◆ **Given exercise**: Locate each line below that includes "volgt" and reproduce it.
** START OF Records for this exercise **
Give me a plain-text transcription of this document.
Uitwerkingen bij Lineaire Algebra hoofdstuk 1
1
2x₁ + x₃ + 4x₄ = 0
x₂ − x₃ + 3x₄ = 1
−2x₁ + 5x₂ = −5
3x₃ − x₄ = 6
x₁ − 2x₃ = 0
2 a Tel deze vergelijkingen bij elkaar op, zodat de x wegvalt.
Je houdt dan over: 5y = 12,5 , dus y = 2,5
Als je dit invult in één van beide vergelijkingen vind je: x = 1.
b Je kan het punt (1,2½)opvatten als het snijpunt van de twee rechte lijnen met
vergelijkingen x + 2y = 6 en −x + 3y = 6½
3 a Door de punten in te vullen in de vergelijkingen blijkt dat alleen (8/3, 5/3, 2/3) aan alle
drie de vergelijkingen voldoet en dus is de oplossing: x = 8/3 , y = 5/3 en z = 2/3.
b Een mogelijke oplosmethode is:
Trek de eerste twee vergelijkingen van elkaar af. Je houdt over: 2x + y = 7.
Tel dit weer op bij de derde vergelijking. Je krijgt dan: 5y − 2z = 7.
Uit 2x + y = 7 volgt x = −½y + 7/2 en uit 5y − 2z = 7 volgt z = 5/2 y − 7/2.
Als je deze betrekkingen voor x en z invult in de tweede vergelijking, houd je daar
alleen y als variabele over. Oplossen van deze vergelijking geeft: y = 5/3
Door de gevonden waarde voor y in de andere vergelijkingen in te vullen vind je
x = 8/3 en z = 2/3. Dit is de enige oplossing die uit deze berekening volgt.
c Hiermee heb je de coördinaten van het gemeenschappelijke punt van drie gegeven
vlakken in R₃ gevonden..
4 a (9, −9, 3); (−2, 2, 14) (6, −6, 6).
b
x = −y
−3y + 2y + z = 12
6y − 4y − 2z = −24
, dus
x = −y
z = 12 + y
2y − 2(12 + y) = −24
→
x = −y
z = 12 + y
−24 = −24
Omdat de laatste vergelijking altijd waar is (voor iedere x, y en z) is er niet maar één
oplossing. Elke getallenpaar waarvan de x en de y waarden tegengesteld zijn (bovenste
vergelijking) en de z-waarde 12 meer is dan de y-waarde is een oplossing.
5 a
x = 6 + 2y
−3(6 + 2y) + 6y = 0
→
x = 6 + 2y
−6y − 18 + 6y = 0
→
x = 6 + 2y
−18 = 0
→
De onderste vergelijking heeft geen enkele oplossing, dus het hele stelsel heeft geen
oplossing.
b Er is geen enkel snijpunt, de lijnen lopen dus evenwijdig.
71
** END OF Records for this exercise **
** START OF Records for this exercise **
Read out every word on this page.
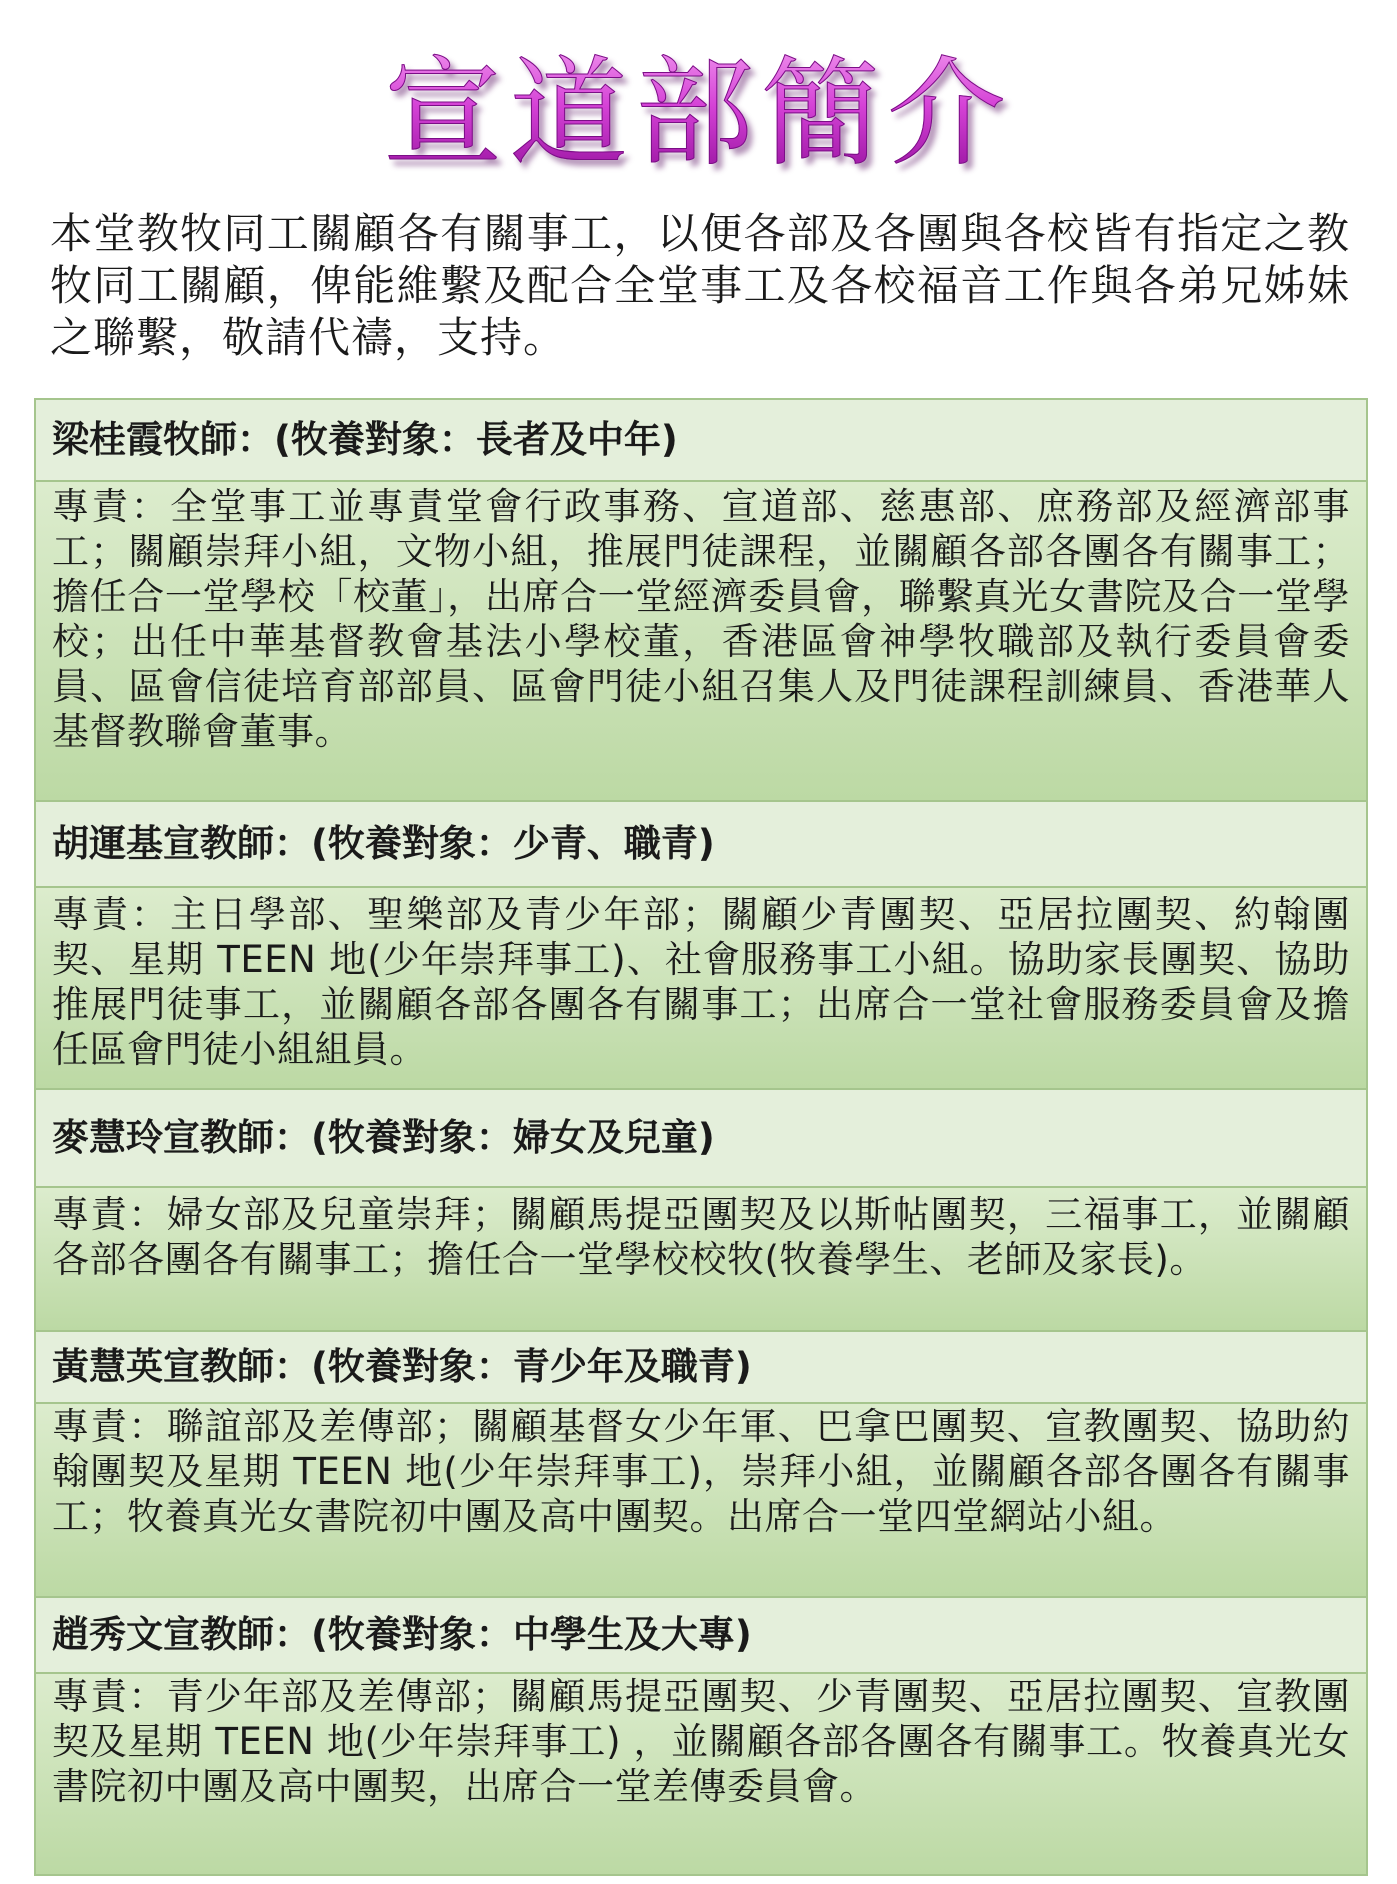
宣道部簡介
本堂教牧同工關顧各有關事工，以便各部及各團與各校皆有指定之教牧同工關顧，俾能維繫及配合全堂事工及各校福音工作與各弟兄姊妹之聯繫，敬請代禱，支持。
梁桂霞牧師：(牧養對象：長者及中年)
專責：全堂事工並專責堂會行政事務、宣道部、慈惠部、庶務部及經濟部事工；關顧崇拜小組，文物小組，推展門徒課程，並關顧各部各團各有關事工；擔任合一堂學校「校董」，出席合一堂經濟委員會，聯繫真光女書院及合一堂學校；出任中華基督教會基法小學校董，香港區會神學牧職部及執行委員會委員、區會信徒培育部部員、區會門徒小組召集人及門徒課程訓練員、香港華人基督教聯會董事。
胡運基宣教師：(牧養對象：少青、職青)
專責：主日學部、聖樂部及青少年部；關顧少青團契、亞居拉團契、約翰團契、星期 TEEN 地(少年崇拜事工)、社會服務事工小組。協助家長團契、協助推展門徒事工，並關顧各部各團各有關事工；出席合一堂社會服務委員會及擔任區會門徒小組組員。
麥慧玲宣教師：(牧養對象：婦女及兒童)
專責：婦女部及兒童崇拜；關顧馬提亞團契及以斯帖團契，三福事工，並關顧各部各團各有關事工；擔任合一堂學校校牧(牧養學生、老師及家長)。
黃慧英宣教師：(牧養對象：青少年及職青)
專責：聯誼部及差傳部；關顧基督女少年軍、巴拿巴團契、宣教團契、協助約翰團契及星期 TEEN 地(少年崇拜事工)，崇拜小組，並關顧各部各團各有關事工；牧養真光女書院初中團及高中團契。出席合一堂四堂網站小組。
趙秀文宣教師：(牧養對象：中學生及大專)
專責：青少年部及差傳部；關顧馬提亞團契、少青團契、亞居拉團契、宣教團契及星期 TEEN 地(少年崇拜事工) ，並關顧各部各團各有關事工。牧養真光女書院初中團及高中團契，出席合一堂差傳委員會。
** END OF Records for this exercise **
◆ **Full output**:
Uit 2x + y = 7 volgt x = −½y + 7/2 en uit 5y − 2z = 7 volgt z = 5/2 y − 7/2.
x = 8/3 en z = 2/3. Dit is de enige oplossing die uit deze berekening volgt.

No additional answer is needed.